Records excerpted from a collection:
^^^^^^^^

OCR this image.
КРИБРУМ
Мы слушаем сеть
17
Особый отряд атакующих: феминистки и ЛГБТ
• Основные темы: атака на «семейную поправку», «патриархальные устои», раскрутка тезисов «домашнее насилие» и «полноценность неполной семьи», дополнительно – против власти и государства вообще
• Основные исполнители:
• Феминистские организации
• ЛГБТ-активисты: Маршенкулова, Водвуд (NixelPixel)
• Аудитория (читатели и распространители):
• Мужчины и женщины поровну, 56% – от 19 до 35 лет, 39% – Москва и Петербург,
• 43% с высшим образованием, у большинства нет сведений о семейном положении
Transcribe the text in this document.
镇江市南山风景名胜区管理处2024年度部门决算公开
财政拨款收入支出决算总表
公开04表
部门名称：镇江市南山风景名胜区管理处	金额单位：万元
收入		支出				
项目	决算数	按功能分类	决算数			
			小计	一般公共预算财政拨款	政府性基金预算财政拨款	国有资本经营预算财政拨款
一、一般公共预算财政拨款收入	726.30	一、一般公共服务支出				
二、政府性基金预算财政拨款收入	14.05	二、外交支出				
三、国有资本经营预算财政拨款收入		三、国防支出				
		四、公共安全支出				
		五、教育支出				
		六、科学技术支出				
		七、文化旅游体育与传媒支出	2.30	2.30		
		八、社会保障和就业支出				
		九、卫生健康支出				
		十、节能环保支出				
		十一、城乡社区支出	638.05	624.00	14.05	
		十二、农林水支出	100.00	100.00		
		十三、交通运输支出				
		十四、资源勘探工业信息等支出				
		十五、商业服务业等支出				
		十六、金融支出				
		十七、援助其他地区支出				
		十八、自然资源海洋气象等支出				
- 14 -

^^^^^^^^

__WHAT TO DO__
Write out every record, exactly as written.

__FULL OUTPUT__
OCR this image.
КРИБРУМ
Мы слушаем сеть
17
Особый отряд атакующих: феминистки и ЛГБТ
• Основные темы: атака на «семейную поправку», «патриархальные устои», раскрутка тезисов «домашнее насилие» и «полноценность неполной семьи», дополнительно – против власти и государства вообще
• Основные исполнители:
• Феминистские организации
• ЛГБТ-активисты: Маршенкулова, Водвуд (NixelPixel)
• Аудитория (читатели и распространители):
• Мужчины и женщины поровну, 56% – от 19 до 35 лет, 39% – Москва и Петербург,
• 43% с высшим образованием, у большинства нет сведений о семейном положении
Transcribe the text in this document.
镇江市南山风景名胜区管理处2024年度部门决算公开
财政拨款收入支出决算总表
公开04表
部门名称：镇江市南山风景名胜区管理处	金额单位：万元
收入		支出				
项目	决算数	按功能分类	决算数			
			小计	一般公共预算财政拨款	政府性基金预算财政拨款	国有资本经营预算财政拨款
一、一般公共预算财政拨款收入	726.30	一、一般公共服务支出				
二、政府性基金预算财政拨款收入	14.05	二、外交支出				
三、国有资本经营预算财政拨款收入		三、国防支出				
		四、公共安全支出				
		五、教育支出				
		六、科学技术支出				
		七、文化旅游体育与传媒支出	2.30	2.30		
		八、社会保障和就业支出				
		九、卫生健康支出				
		十、节能环保支出				
		十一、城乡社区支出	638.05	624.00	14.05	
		十二、农林水支出	100.00	100.00		
		十三、交通运输支出				
		十四、资源勘探工业信息等支出				
		十五、商业服务业等支出				
		十六、金融支出				
		十七、援助其他地区支出				
		十八、自然资源海洋气象等支出				
- 14 -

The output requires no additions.